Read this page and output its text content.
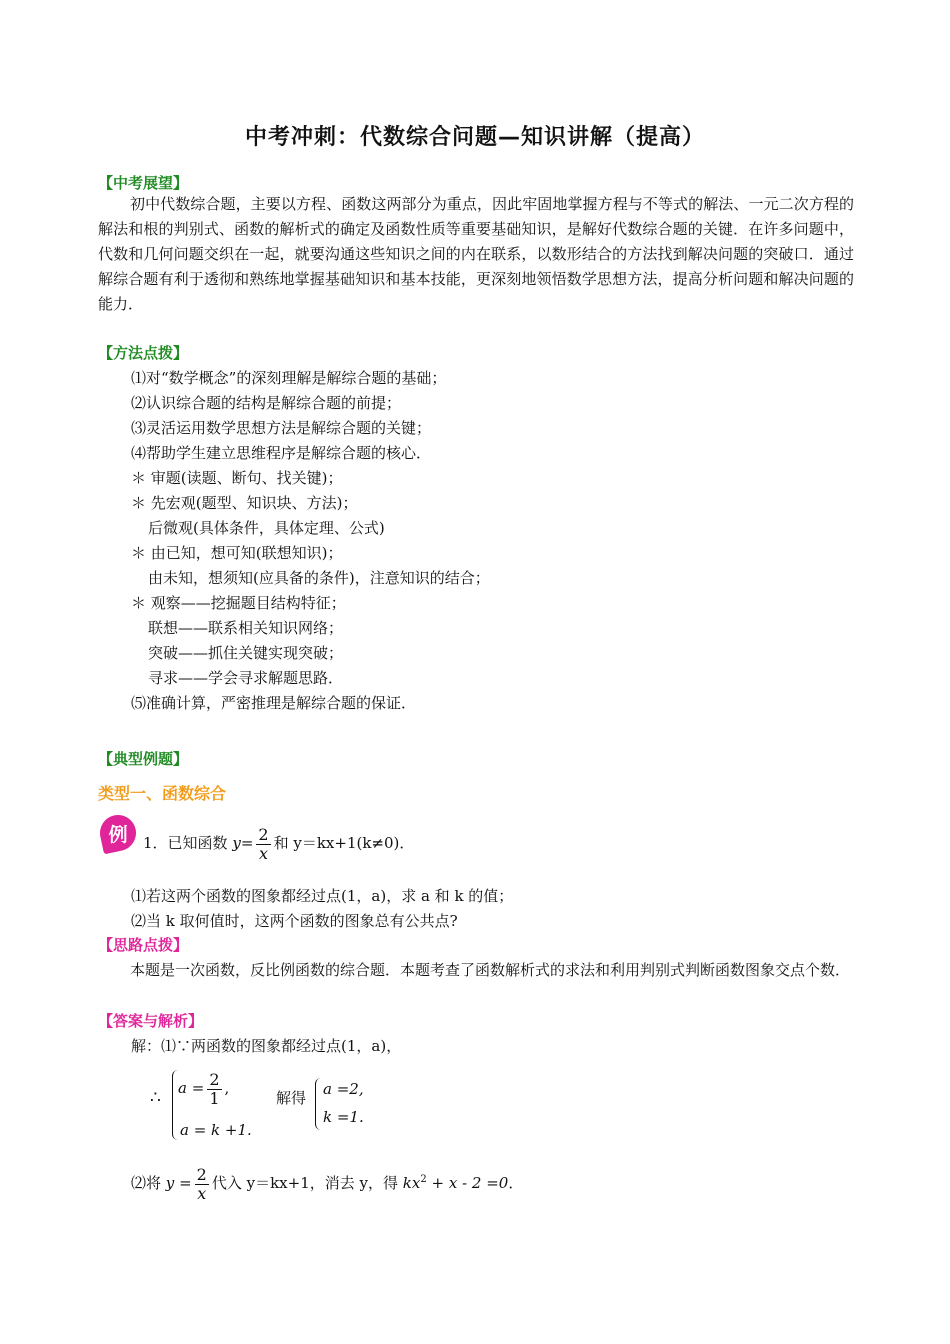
中考冲刺：代数综合问题—知识讲解（提高）
【中考展望】

初中代数综合题，主要以方程、函数这两部分为重点，因此牢固地掌握方程与不等式的解法、一元二次方程的解法和根的判别式、函数的解析式的确定及函数性质等重要基础知识，是解好代数综合题的关键．在许多问题中，代数和几何问题交织在一起，就要沟通这些知识之间的内在联系，以数形结合的方法找到解决问题的突破口．通过解综合题有利于透彻和熟练地掌握基础知识和基本技能，更深刻地领悟数学思想方法，提高分析问题和解决问题的能力．

【方法点拨】
⑴对“数学概念”的深刻理解是解综合题的基础；
⑵认识综合题的结构是解综合题的前提；
⑶灵活运用数学思想方法是解综合题的关键；
⑷帮助学生建立思维程序是解综合题的核心．
＊ 审题(读题、断句、找关键)；
＊ 先宏观(题型、知识块、方法)；
后微观(具体条件，具体定理、公式)
＊ 由已知，想可知(联想知识)；
由未知，想须知(应具备的条件)，注意知识的结合；
＊ 观察——挖掘题目结构特征；
联想——联系相关知识网络；
突破——抓住关键实现突破；
寻求——学会寻求解题思路．
⑸准确计算，严密推理是解综合题的保证．
【典型例题】
类型一、函数综合
例	1．已知函数 $y= \frac{2}{x}$ 和 y＝kx+1(k≠0)．
⑴若这两个函数的图象都经过点(1，a)，求 a 和 k 的值；
⑵当 k 取何值时，这两个函数的图象总有公共点?
【思路点拨】

本题是一次函数，反比例函数的综合题．本题考查了函数解析式的求法和利用判别式判断函数图象交点个数．

【答案与解析】
解：⑴∵两函数的图象都经过点(1，a)，
∴ $a = \frac{2}{1}$ ,
a = k +1.
解得 a =2,
k =1.
⑵将 $y = \frac{2}{x}$ 代入 y＝kx+1，消去 y，得 $kx^2 + x - 2 =0$．
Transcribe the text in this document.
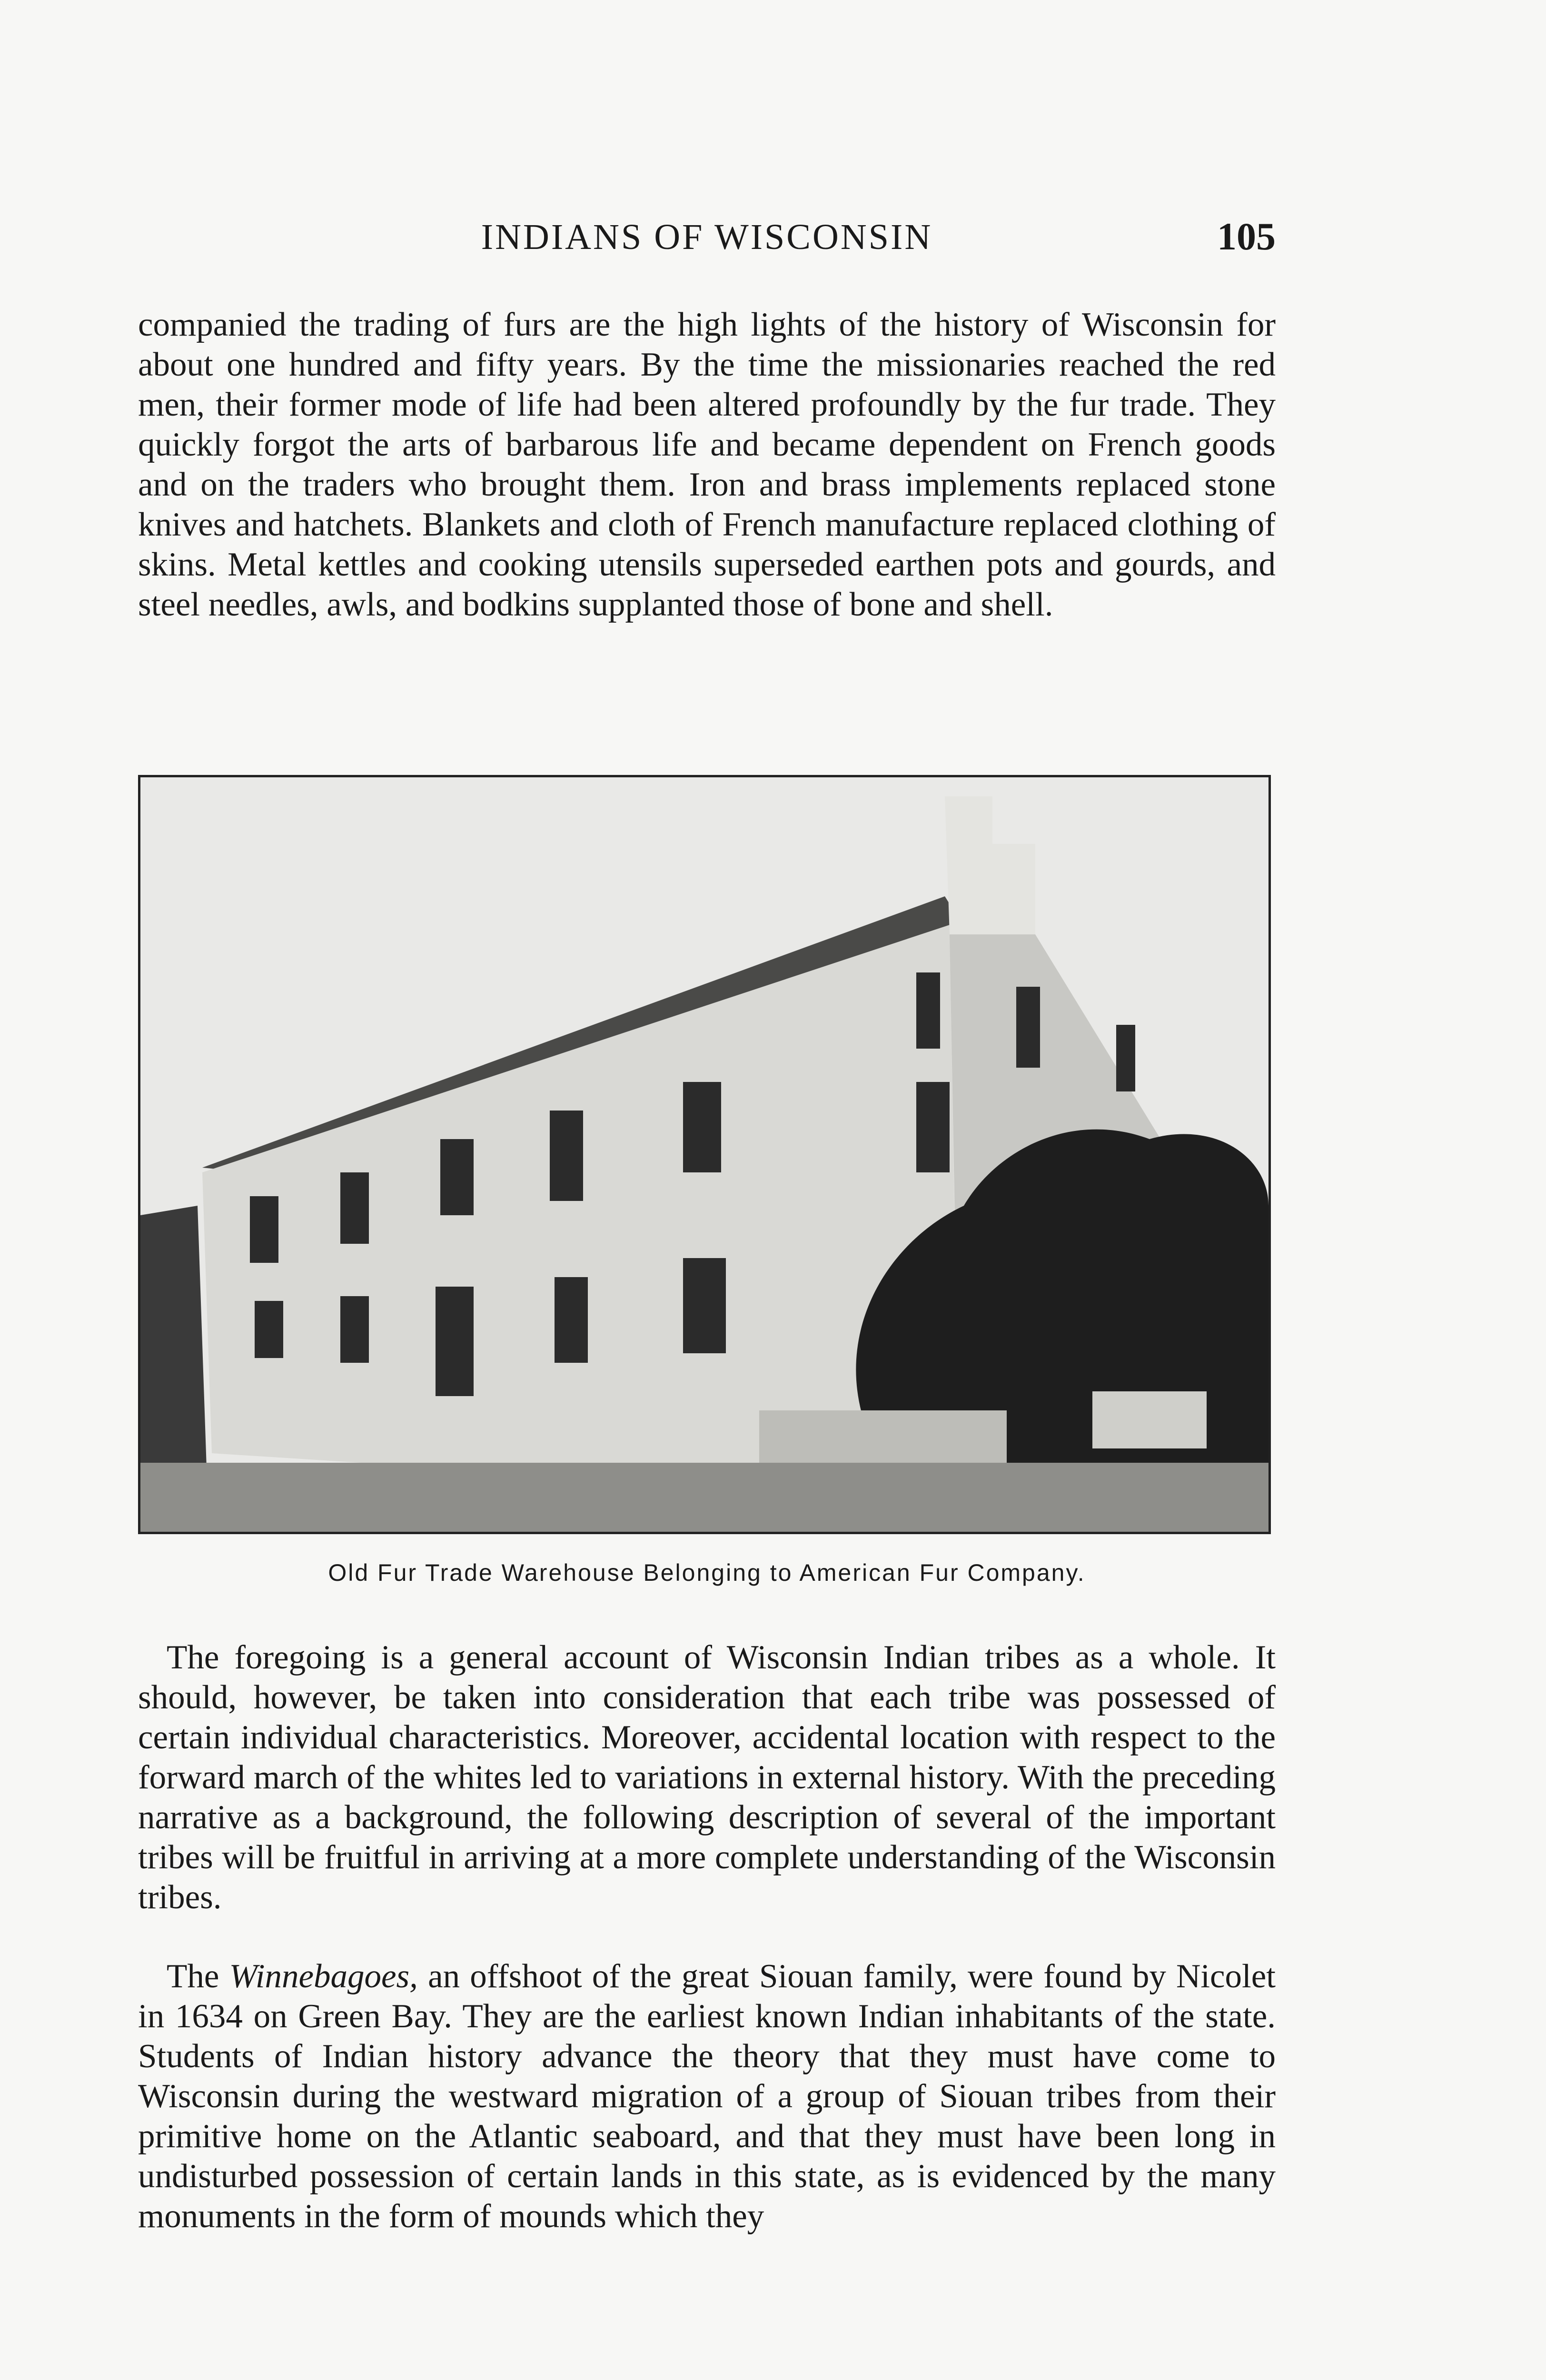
INDIANS OF WISCONSIN	105

companied the trading of furs are the high lights of the history of Wisconsin for about one hundred and fifty years. By the time the missionaries reached the red men, their former mode of life had been altered profoundly by the fur trade. They quickly forgot the arts of barbarous life and became dependent on French goods and on the traders who brought them. Iron and brass implements replaced stone knives and hatchets. Blankets and cloth of French manufacture replaced clothing of skins. Metal kettles and cooking utensils superseded earthen pots and gourds, and steel needles, awls, and bodkins supplanted those of bone and shell.

Old Fur Trade Warehouse Belonging to American Fur Company.

The foregoing is a general account of Wisconsin Indian tribes as a whole. It should, however, be taken into consideration that each tribe was possessed of certain individual characteristics. Moreover, accidental location with respect to the forward march of the whites led to variations in external history. With the preceding narrative as a background, the following description of several of the important tribes will be fruitful in arriving at a more complete understanding of the Wisconsin tribes.

The Winnebagoes, an offshoot of the great Siouan family, were found by Nicolet in 1634 on Green Bay. They are the earliest known Indian inhabitants of the state. Students of Indian history advance the theory that they must have come to Wisconsin during the westward migration of a group of Siouan tribes from their primitive home on the Atlantic seaboard, and that they must have been long in undisturbed possession of certain lands in this state, as is evidenced by the many monuments in the form of mounds which they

******************************

THE TASK
Generate a word-for-word copy of the preceding records, excluding all pictures.

RESPONSE TO THE TASK
Read this page and output its text content.
中考冲刺：代数综合问题—知识讲解（提高）
【中考展望】

初中代数综合题，主要以方程、函数这两部分为重点，因此牢固地掌握方程与不等式的解法、一元二次方程的解法和根的判别式、函数的解析式的确定及函数性质等重要基础知识，是解好代数综合题的关键．在许多问题中，代数和几何问题交织在一起，就要沟通这些知识之间的内在联系，以数形结合的方法找到解决问题的突破口．通过解综合题有利于透彻和熟练地掌握基础知识和基本技能，更深刻地领悟数学思想方法，提高分析问题和解决问题的能力．

【方法点拨】
⑴对“数学概念”的深刻理解是解综合题的基础；
⑵认识综合题的结构是解综合题的前提；
⑶灵活运用数学思想方法是解综合题的关键；
⑷帮助学生建立思维程序是解综合题的核心．
＊ 审题(读题、断句、找关键)；
＊ 先宏观(题型、知识块、方法)；
后微观(具体条件，具体定理、公式)
＊ 由已知，想可知(联想知识)；
由未知，想须知(应具备的条件)，注意知识的结合；
＊ 观察——挖掘题目结构特征；
联想——联系相关知识网络；
突破——抓住关键实现突破；
寻求——学会寻求解题思路．
⑸准确计算，严密推理是解综合题的保证．
【典型例题】
类型一、函数综合
例	1．已知函数 $y= \frac{2}{x}$ 和 y＝kx+1(k≠0)．
⑴若这两个函数的图象都经过点(1，a)，求 a 和 k 的值；
⑵当 k 取何值时，这两个函数的图象总有公共点?
【思路点拨】

本题是一次函数，反比例函数的综合题．本题考查了函数解析式的求法和利用判别式判断函数图象交点个数．

【答案与解析】
解：⑴∵两函数的图象都经过点(1，a)，
∴ $a = \frac{2}{1}$ ,
a = k +1.
解得 a =2,
k =1.
⑵将 $y = \frac{2}{x}$ 代入 y＝kx+1，消去 y，得 $kx^2 + x - 2 =0$．
Transcribe the text in this document.
INDIANS OF WISCONSIN	105

companied the trading of furs are the high lights of the history of Wisconsin for about one hundred and fifty years. By the time the missionaries reached the red men, their former mode of life had been altered profoundly by the fur trade. They quickly forgot the arts of barbarous life and became dependent on French goods and on the traders who brought them. Iron and brass implements replaced stone knives and hatchets. Blankets and cloth of French manufacture replaced clothing of skins. Metal kettles and cooking utensils superseded earthen pots and gourds, and steel needles, awls, and bodkins supplanted those of bone and shell.

Old Fur Trade Warehouse Belonging to American Fur Company.

The foregoing is a general account of Wisconsin Indian tribes as a whole. It should, however, be taken into consideration that each tribe was possessed of certain individual characteristics. Moreover, accidental location with respect to the forward march of the whites led to variations in external history. With the preceding narrative as a background, the following description of several of the important tribes will be fruitful in arriving at a more complete understanding of the Wisconsin tribes.

The Winnebagoes, an offshoot of the great Siouan family, were found by Nicolet in 1634 on Green Bay. They are the earliest known Indian inhabitants of the state. Students of Indian history advance the theory that they must have come to Wisconsin during the westward migration of a group of Siouan tribes from their primitive home on the Atlantic seaboard, and that they must have been long in undisturbed possession of certain lands in this state, as is evidenced by the many monuments in the form of mounds which they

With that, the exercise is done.